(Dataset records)

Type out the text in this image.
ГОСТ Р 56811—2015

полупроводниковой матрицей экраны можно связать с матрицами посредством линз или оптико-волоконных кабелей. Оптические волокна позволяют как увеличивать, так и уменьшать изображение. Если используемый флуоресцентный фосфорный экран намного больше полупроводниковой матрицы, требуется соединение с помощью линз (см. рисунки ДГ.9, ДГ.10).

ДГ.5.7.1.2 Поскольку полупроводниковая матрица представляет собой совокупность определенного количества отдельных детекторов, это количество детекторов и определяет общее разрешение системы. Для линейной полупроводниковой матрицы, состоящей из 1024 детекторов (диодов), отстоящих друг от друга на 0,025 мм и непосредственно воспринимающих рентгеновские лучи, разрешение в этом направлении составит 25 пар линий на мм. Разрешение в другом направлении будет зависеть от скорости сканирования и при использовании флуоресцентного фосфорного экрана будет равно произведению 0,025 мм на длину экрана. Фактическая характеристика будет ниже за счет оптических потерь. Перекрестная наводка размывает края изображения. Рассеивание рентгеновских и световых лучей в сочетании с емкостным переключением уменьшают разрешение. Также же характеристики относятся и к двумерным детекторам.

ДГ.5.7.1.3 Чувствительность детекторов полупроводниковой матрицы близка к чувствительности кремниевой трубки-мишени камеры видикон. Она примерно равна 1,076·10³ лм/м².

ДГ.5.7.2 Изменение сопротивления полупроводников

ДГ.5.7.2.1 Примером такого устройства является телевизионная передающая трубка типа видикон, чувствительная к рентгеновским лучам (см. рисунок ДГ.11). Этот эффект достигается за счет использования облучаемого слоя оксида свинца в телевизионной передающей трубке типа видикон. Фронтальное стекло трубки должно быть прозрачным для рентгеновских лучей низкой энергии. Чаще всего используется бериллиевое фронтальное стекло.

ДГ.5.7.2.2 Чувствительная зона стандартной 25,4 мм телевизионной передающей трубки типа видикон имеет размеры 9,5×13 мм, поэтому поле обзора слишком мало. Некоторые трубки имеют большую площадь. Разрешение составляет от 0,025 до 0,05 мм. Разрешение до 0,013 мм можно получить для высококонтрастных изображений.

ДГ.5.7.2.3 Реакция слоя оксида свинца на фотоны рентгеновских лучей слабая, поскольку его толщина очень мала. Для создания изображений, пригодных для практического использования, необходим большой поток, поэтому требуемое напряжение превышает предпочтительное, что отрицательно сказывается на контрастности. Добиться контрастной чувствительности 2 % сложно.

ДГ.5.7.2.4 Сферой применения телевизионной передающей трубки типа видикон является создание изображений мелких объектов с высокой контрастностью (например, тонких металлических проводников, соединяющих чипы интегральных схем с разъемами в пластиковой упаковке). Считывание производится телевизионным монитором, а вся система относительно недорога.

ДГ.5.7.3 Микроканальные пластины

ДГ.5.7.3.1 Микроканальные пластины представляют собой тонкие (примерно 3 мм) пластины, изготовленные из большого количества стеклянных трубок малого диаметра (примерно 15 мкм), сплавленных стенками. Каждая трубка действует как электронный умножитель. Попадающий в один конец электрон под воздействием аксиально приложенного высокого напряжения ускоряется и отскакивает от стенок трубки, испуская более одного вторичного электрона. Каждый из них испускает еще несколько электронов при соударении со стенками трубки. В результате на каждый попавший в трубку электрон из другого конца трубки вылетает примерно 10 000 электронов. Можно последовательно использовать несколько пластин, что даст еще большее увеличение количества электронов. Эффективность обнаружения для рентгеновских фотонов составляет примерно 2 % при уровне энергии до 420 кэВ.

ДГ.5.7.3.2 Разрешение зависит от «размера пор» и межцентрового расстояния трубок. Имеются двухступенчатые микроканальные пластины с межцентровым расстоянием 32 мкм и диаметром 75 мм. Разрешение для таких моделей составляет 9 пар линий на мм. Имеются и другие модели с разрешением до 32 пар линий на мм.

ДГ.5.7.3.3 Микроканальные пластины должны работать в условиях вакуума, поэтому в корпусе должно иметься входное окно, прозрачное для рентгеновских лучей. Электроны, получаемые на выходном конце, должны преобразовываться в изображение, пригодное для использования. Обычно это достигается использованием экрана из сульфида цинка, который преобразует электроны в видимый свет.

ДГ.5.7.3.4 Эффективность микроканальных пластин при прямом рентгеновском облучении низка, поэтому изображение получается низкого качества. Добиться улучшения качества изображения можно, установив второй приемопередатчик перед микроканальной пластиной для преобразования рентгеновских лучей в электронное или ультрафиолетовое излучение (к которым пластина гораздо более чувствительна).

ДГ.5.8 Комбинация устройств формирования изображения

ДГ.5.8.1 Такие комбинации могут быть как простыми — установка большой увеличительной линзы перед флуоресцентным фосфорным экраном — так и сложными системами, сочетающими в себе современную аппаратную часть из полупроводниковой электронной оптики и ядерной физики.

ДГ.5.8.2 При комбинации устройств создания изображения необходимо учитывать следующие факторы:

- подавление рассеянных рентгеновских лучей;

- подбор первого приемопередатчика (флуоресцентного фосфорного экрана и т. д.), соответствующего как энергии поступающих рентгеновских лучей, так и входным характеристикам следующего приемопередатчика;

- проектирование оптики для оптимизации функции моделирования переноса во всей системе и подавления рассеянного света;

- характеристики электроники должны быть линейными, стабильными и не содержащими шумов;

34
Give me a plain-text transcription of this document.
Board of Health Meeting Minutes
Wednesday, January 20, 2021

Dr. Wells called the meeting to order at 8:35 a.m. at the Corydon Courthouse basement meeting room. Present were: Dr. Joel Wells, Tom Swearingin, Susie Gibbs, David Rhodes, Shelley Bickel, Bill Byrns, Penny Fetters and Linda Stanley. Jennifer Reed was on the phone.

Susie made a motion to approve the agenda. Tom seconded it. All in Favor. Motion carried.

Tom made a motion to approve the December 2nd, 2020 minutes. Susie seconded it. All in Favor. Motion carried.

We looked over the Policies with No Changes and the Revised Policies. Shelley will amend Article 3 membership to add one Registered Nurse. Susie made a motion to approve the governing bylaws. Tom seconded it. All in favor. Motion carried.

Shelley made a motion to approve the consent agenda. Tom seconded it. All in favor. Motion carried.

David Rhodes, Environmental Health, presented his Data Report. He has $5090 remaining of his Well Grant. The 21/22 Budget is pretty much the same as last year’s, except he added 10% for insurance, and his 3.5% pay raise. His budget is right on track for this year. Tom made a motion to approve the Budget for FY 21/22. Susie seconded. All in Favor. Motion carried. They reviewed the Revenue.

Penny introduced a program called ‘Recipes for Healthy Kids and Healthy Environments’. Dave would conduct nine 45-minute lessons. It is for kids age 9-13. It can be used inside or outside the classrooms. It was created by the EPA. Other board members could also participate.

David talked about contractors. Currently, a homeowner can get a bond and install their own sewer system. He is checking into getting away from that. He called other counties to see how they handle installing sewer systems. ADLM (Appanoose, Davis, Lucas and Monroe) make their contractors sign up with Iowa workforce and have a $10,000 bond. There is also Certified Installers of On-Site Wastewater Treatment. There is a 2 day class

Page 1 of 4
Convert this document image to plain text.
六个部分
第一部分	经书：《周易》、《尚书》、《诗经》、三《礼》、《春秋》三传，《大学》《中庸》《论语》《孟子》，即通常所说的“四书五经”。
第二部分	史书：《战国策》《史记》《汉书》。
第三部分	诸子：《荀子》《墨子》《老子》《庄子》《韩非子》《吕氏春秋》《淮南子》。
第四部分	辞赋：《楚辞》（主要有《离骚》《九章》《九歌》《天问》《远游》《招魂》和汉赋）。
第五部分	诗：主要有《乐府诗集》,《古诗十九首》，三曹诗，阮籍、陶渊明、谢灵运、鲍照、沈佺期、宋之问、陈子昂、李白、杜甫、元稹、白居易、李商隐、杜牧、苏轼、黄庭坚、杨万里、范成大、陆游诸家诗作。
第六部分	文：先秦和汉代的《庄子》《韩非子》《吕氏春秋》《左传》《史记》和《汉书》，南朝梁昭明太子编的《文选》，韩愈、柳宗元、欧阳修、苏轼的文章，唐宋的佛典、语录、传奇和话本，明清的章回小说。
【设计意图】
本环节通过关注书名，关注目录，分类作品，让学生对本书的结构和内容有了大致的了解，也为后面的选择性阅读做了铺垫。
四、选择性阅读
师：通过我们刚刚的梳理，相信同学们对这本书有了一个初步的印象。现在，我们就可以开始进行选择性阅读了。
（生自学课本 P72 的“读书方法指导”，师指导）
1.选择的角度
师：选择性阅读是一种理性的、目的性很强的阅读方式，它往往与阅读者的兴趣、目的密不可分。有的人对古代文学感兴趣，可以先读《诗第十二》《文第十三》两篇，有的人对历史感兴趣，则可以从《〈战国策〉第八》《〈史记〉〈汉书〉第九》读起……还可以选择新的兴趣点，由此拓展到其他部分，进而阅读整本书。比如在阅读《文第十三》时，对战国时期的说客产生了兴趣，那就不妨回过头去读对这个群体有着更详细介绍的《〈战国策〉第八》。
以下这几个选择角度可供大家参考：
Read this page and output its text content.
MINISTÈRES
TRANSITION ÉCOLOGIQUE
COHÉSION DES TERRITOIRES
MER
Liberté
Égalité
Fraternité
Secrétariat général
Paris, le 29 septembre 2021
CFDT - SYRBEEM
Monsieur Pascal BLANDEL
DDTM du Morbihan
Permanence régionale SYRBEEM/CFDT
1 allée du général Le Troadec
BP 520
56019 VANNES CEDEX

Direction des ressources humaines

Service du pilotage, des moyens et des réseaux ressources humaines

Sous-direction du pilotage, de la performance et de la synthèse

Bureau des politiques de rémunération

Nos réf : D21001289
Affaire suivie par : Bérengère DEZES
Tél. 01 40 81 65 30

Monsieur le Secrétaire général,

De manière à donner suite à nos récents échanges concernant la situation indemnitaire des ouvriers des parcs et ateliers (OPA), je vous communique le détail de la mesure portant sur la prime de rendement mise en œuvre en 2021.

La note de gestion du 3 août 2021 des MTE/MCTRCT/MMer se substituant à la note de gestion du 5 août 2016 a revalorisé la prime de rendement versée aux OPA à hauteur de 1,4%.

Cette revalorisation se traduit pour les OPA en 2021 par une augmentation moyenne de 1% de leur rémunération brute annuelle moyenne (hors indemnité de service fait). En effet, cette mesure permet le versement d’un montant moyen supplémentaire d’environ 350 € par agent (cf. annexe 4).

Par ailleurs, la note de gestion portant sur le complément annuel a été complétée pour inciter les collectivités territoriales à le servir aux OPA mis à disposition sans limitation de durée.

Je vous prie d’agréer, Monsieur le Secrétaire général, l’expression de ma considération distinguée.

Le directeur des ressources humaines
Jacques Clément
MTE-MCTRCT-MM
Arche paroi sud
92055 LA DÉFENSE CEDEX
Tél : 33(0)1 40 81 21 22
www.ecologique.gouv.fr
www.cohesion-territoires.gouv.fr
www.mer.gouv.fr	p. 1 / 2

__Exercise goal__
Go through the records above and copy every line with the word "линий".

__Exercise solution__
ДГ.5.7.1.2 Поскольку полупроводниковая матрица представляет собой совокупность определенного количества отдельных детекторов, это количество детекторов и определяет общее разрешение системы. Для линейной полупроводниковой матрицы, состоящей из 1024 детекторов (диодов), отстоящих друг от друга на 0,025 мм и непосредственно воспринимающих рентгеновские лучи, разрешение в этом направлении составит 25 пар линий на мм. Разрешение в другом направлении будет зависеть от скорости сканирования и при использовании флуоресцентного фосфорного экрана будет равно произведению 0,025 мм на длину экрана. Фактическая характеристика будет ниже за счет оптических потерь. Перекрестная наводка размывает края изображения. Рассеивание рентгеновских и световых лучей в сочетании с емкостным переключением уменьшают разрешение. Также же характеристики относятся и к двумерным детекторам.
ДГ.5.7.3.2 Разрешение зависит от «размера пор» и межцентрового расстояния трубок. Имеются двухступенчатые микроканальные пластины с межцентровым расстоянием 32 мкм и диаметром 75 мм. Разрешение для таких моделей составляет 9 пар линий на мм. Имеются и другие модели с разрешением до 32 пар линий на мм.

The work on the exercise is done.